##### Material for this task
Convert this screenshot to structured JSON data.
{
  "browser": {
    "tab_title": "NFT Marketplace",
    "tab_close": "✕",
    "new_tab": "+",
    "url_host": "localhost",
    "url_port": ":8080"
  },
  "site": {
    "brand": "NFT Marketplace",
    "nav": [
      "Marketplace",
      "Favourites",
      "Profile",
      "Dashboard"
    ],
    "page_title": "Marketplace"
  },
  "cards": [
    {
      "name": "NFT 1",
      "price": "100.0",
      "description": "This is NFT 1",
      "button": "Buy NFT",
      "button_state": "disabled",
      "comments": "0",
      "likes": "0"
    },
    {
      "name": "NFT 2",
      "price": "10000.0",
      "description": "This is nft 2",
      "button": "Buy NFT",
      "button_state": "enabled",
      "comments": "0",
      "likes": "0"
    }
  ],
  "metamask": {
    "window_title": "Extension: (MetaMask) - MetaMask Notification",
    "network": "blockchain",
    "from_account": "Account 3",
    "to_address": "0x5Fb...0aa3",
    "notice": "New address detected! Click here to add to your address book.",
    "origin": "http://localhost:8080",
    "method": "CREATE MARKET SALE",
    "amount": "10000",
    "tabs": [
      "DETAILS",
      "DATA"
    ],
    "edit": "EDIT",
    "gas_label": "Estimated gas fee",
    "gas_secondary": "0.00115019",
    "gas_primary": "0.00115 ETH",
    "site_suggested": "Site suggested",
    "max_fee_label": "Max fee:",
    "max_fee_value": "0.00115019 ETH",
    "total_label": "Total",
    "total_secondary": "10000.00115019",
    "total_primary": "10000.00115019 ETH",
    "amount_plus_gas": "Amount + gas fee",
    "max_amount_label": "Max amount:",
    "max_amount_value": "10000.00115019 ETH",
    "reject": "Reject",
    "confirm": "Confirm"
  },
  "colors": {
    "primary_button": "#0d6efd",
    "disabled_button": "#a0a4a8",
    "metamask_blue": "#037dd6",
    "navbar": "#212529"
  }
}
##########
##### Material for this task
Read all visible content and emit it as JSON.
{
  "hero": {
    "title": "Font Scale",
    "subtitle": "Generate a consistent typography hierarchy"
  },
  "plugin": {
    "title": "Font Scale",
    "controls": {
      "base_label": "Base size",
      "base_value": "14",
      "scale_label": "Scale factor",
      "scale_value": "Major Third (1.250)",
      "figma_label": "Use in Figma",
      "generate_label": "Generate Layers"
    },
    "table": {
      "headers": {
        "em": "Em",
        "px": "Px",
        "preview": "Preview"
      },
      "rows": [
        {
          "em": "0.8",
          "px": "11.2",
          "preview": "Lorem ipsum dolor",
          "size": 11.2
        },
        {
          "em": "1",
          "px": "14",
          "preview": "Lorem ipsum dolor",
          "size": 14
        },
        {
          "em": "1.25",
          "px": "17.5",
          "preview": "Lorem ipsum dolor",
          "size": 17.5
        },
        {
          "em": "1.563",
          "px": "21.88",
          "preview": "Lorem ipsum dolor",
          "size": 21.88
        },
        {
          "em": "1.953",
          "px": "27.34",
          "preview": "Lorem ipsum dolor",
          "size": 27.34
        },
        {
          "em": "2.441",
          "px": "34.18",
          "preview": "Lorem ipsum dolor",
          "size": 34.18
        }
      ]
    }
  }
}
##########
**Task instructions**
Gather every line from the listing above in which "JSON" appears, and copy those lines.

**Answer to this task**
Convert this screenshot to structured JSON data.
Read all visible content and emit it as JSON.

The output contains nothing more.